>> Begin SUPPLIED INFORMATION

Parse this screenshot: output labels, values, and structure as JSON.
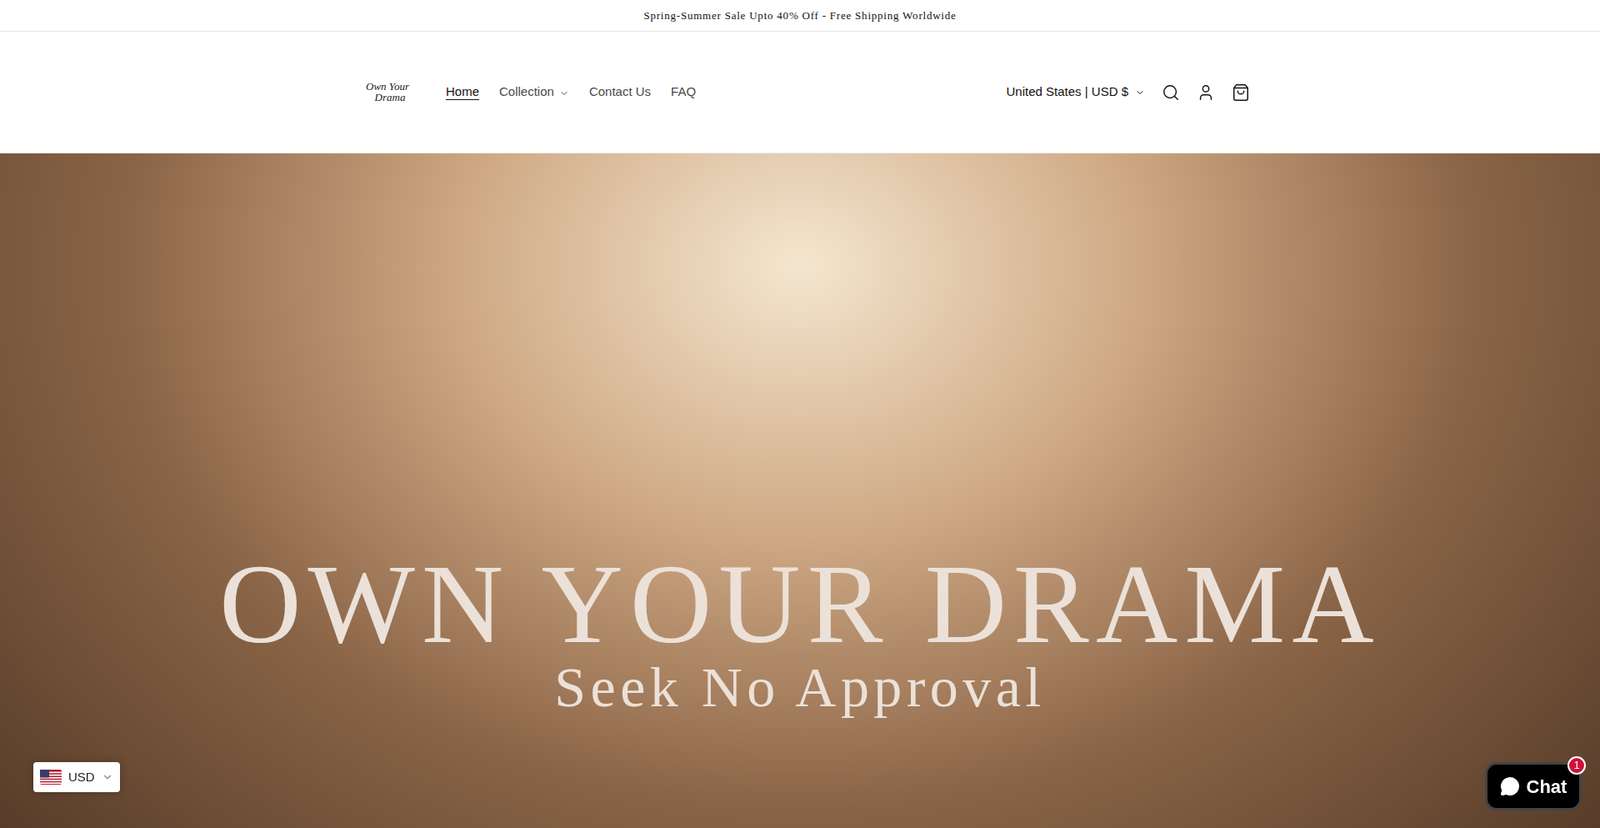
{
  "announcement": "Spring-Summer Sale Upto 40% Off - Free Shipping Worldwide",
  "logo": {
    "line1": "Own Your",
    "line2": "Drama"
  },
  "nav": [
    {
      "label": "Home",
      "selected": true,
      "dropdown": false
    },
    {
      "label": "Collection",
      "selected": false,
      "dropdown": true
    },
    {
      "label": "Contact Us",
      "selected": false,
      "dropdown": false
    },
    {
      "label": "FAQ",
      "selected": false,
      "dropdown": false
    }
  ],
  "localization": "United States | USD $",
  "hero": {
    "title": "OWN YOUR DRAMA",
    "subtitle": "Seek No Approval"
  },
  "currency_widget": {
    "label": "USD"
  },
  "chat": {
    "label": "Chat",
    "badge": "1"
  }
}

>> End SUPPLIED INFORMATION

Print all of the entries word for word. Skip any images they contain.

> [TASK OUTPUT]
Parse this screenshot: output labels, values, and structure as JSON.
{
  "announcement": "Spring-Summer Sale Upto 40% Off - Free Shipping Worldwide",
  "logo": {
    "line1": "Own Your",
    "line2": "Drama"
  },
  "nav": [
    {
      "label": "Home",
      "selected": true,
      "dropdown": false
    },
    {
      "label": "Collection",
      "selected": false,
      "dropdown": true
    },
    {
      "label": "Contact Us",
      "selected": false,
      "dropdown": false
    },
    {
      "label": "FAQ",
      "selected": false,
      "dropdown": false
    }
  ],
  "localization": "United States | USD $",
  "hero": {
    "title": "OWN YOUR DRAMA",
    "subtitle": "Seek No Approval"
  },
  "currency_widget": {
    "label": "USD"
  },
  "chat": {
    "label": "Chat",
    "badge": "1"
  }
}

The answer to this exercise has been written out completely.